- TASK TO CARRY OUT:
Output all lines exactly.

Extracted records
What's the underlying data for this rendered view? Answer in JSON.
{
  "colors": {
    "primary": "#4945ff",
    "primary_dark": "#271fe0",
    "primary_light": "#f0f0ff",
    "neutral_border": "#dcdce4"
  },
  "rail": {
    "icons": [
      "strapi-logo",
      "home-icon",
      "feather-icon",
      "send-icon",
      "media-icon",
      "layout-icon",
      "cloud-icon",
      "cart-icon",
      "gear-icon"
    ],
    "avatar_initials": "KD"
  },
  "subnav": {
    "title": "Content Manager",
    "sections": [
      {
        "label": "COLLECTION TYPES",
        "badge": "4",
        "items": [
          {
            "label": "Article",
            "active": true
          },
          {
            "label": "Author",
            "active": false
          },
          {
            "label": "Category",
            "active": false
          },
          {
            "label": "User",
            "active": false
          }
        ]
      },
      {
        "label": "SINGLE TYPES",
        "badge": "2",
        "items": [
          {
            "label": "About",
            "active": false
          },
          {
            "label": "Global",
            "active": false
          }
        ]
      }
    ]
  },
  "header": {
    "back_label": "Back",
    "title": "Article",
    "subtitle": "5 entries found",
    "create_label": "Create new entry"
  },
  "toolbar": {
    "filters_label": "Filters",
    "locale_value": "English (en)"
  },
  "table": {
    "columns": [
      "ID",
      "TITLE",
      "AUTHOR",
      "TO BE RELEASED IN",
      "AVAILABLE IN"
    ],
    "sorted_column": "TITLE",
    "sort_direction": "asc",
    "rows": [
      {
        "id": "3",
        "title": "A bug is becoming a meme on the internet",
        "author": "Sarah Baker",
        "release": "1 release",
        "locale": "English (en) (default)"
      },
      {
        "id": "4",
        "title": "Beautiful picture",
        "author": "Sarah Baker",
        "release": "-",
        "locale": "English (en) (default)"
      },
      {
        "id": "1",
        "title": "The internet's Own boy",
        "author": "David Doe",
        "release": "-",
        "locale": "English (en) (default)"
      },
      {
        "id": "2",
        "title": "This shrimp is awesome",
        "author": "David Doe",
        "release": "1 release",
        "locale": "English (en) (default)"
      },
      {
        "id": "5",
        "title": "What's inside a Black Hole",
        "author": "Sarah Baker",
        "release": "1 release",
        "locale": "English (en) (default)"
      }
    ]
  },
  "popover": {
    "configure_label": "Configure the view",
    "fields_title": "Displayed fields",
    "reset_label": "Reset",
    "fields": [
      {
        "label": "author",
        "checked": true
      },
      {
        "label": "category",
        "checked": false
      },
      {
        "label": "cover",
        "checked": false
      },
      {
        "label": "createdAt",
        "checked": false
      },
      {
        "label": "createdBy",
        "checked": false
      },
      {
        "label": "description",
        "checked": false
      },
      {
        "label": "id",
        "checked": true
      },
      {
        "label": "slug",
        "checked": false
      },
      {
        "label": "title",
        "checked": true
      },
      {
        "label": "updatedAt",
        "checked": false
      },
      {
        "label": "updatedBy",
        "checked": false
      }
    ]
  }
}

- FULL ANSWER:
What's the underlying data for this rendered view? Answer in JSON.
{
  "colors": {
    "primary": "#4945ff",
    "primary_dark": "#271fe0",
    "primary_light": "#f0f0ff",
    "neutral_border": "#dcdce4"
  },
  "rail": {
    "icons": [
      "strapi-logo",
      "home-icon",
      "feather-icon",
      "send-icon",
      "media-icon",
      "layout-icon",
      "cloud-icon",
      "cart-icon",
      "gear-icon"
    ],
    "avatar_initials": "KD"
  },
  "subnav": {
    "title": "Content Manager",
    "sections": [
      {
        "label": "COLLECTION TYPES",
        "badge": "4",
        "items": [
          {
            "label": "Article",
            "active": true
          },
          {
            "label": "Author",
            "active": false
          },
          {
            "label": "Category",
            "active": false
          },
          {
            "label": "User",
            "active": false
          }
        ]
      },
      {
        "label": "SINGLE TYPES",
        "badge": "2",
        "items": [
          {
            "label": "About",
            "active": false
          },
          {
            "label": "Global",
            "active": false
          }
        ]
      }
    ]
  },
  "header": {
    "back_label": "Back",
    "title": "Article",
    "subtitle": "5 entries found",
    "create_label": "Create new entry"
  },
  "toolbar": {
    "filters_label": "Filters",
    "locale_value": "English (en)"
  },
  "table": {
    "columns": [
      "ID",
      "TITLE",
      "AUTHOR",
      "TO BE RELEASED IN",
      "AVAILABLE IN"
    ],
    "sorted_column": "TITLE",
    "sort_direction": "asc",
    "rows": [
      {
        "id": "3",
        "title": "A bug is becoming a meme on the internet",
        "author": "Sarah Baker",
        "release": "1 release",
        "locale": "English (en) (default)"
      },
      {
        "id": "4",
        "title": "Beautiful picture",
        "author": "Sarah Baker",
        "release": "-",
        "locale": "English (en) (default)"
      },
      {
        "id": "1",
        "title": "The internet's Own boy",
        "author": "David Doe",
        "release": "-",
        "locale": "English (en) (default)"
      },
      {
        "id": "2",
        "title": "This shrimp is awesome",
        "author": "David Doe",
        "release": "1 release",
        "locale": "English (en) (default)"
      },
      {
        "id": "5",
        "title": "What's inside a Black Hole",
        "author": "Sarah Baker",
        "release": "1 release",
        "locale": "English (en) (default)"
      }
    ]
  },
  "popover": {
    "configure_label": "Configure the view",
    "fields_title": "Displayed fields",
    "reset_label": "Reset",
    "fields": [
      {
        "label": "author",
        "checked": true
      },
      {
        "label": "category",
        "checked": false
      },
      {
        "label": "cover",
        "checked": false
      },
      {
        "label": "createdAt",
        "checked": false
      },
      {
        "label": "createdBy",
        "checked": false
      },
      {
        "label": "description",
        "checked": false
      },
      {
        "label": "id",
        "checked": true
      },
      {
        "label": "slug",
        "checked": false
      },
      {
        "label": "title",
        "checked": true
      },
      {
        "label": "updatedAt",
        "checked": false
      },
      {
        "label": "updatedBy",
        "checked": false
      }
    ]
  }
}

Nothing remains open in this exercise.